= Dataset items =
──────────────────────────────

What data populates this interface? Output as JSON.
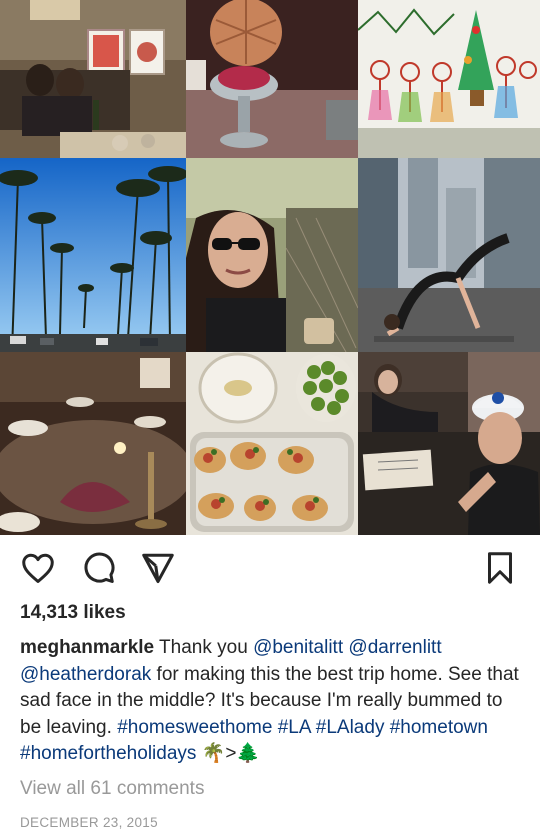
{
  "grid": {
    "tiles": [
      {
        "name": "photo-friends-on-couch"
      },
      {
        "name": "photo-waffle-dessert"
      },
      {
        "name": "photo-child-drawing"
      },
      {
        "name": "photo-palm-trees-street"
      },
      {
        "name": "photo-sunglasses-selfie"
      },
      {
        "name": "photo-yoga-pose"
      },
      {
        "name": "photo-dinner-table"
      },
      {
        "name": "photo-food-platter"
      },
      {
        "name": "photo-girls-at-table"
      }
    ]
  },
  "actions": {
    "like_icon": "heart-icon",
    "comment_icon": "comment-icon",
    "share_icon": "share-icon",
    "save_icon": "bookmark-icon"
  },
  "post": {
    "likes": "14,313 likes",
    "username": "meghanmarkle",
    "caption_text_1": " Thank you ",
    "mention_1": "@benitalitt",
    "caption_sep_1": " ",
    "mention_2": "@darrenlitt",
    "caption_sep_2": " ",
    "mention_3": "@heatherdorak",
    "caption_text_2": " for making this the best trip home. See that sad face in the middle? It's because I'm really bummed to be leaving. ",
    "hashtags": [
      "#homesweethome",
      "#LA",
      "#LAlady",
      "#hometown",
      "#homefortheholidays"
    ],
    "emoji_text": " 🌴>🌲",
    "comments_link": "View all 61 comments",
    "date": "DECEMBER 23, 2015"
  },
  "colors": {
    "text": "#262626",
    "mention": "#0b3a7a",
    "muted": "#999999"
  }
}
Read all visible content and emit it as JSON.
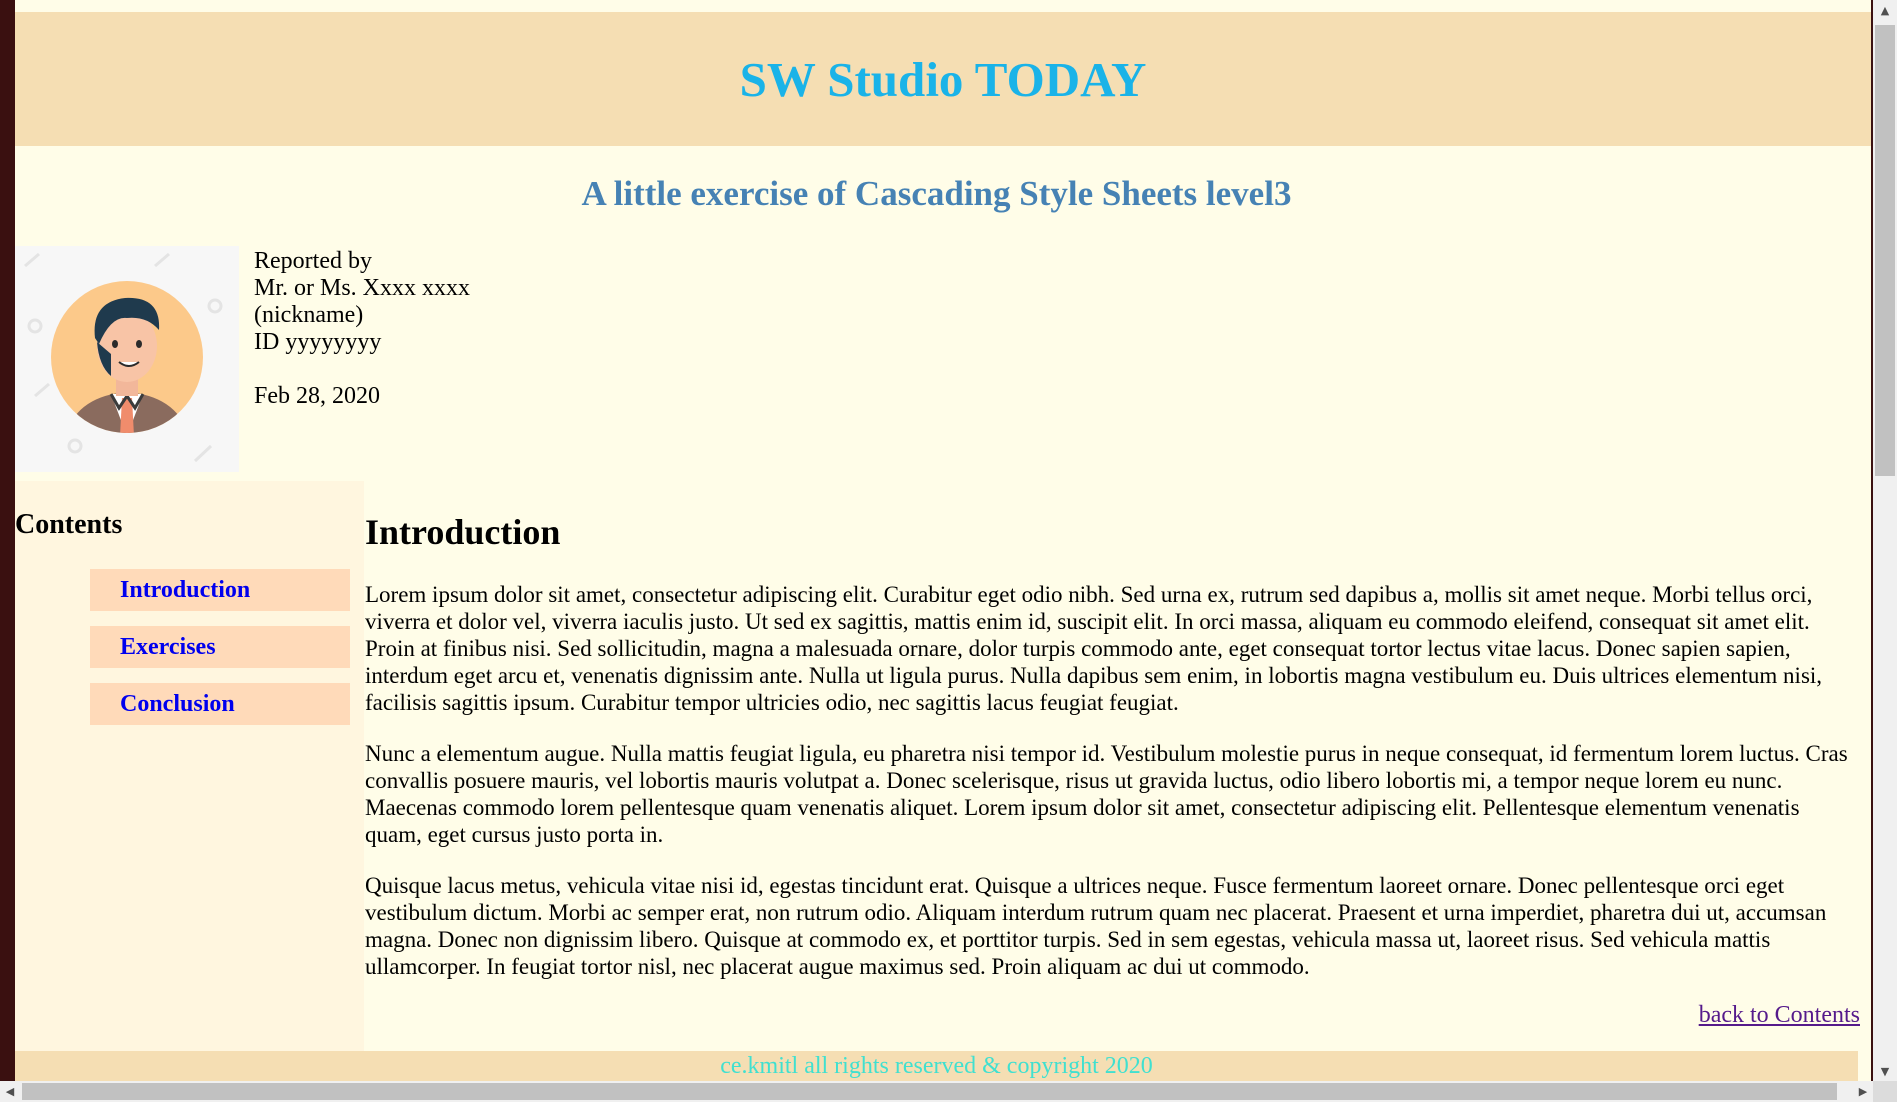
{
  "header": {
    "title": "SW Studio TODAY"
  },
  "subtitle": "A little exercise of Cascading Style Sheets level3",
  "reporter": {
    "label": "Reported by",
    "name": "Mr. or Ms. Xxxx xxxx",
    "nickname": "(nickname)",
    "id": "ID yyyyyyyy",
    "date": "Feb 28, 2020"
  },
  "sidebar": {
    "heading": "Contents",
    "items": [
      {
        "label": "Introduction"
      },
      {
        "label": "Exercises"
      },
      {
        "label": "Conclusion"
      }
    ]
  },
  "main": {
    "heading": "Introduction",
    "paragraphs": [
      "Lorem ipsum dolor sit amet, consectetur adipiscing elit. Curabitur eget odio nibh. Sed urna ex, rutrum sed dapibus a, mollis sit amet neque. Morbi tellus orci, viverra et dolor vel, viverra iaculis justo. Ut sed ex sagittis, mattis enim id, suscipit elit. In orci massa, aliquam eu commodo eleifend, consequat sit amet elit. Proin at finibus nisi. Sed sollicitudin, magna a malesuada ornare, dolor turpis commodo ante, eget consequat tortor lectus vitae lacus. Donec sapien sapien, interdum eget arcu et, venenatis dignissim ante. Nulla ut ligula purus. Nulla dapibus sem enim, in lobortis magna vestibulum eu. Duis ultrices elementum nisi, facilisis sagittis ipsum. Curabitur tempor ultricies odio, nec sagittis lacus feugiat feugiat.",
      "Nunc a elementum augue. Nulla mattis feugiat ligula, eu pharetra nisi tempor id. Vestibulum molestie purus in neque consequat, id fermentum lorem luctus. Cras convallis posuere mauris, vel lobortis mauris volutpat a. Donec scelerisque, risus ut gravida luctus, odio libero lobortis mi, a tempor neque lorem eu nunc. Maecenas commodo lorem pellentesque quam venenatis aliquet. Lorem ipsum dolor sit amet, consectetur adipiscing elit. Pellentesque elementum venenatis quam, eget cursus justo porta in.",
      "Quisque lacus metus, vehicula vitae nisi id, egestas tincidunt erat. Quisque a ultrices neque. Fusce fermentum laoreet ornare. Donec pellentesque orci eget vestibulum dictum. Morbi ac semper erat, non rutrum odio. Aliquam interdum rutrum quam nec placerat. Praesent et urna imperdiet, pharetra dui ut, accumsan magna. Donec non dignissim libero. Quisque at commodo ex, et porttitor turpis. Sed in sem egestas, vehicula massa ut, laoreet risus. Sed vehicula mattis ullamcorper. In feugiat tortor nisl, nec placerat augue maximus sed. Proin aliquam ac dui ut commodo."
    ],
    "back_link": "back to Contents"
  },
  "footer": {
    "text": "ce.kmitl all rights reserved & copyright 2020"
  },
  "colors": {
    "header_bg": "#f5deb3",
    "title": "#1ab3e8",
    "subtitle": "#4682b4",
    "nav_bg": "#ffdab9",
    "nav_link": "#0000ee",
    "footer_text": "#40e0d0",
    "page_bg": "#fffde8"
  },
  "icons": {
    "avatar": "avatar-illustration-icon"
  }
}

──────────────────────────────

= Exercise aim =
Count the lines of the data that contain the string "JSON", and reply with that number alone.

= Exercise response =
2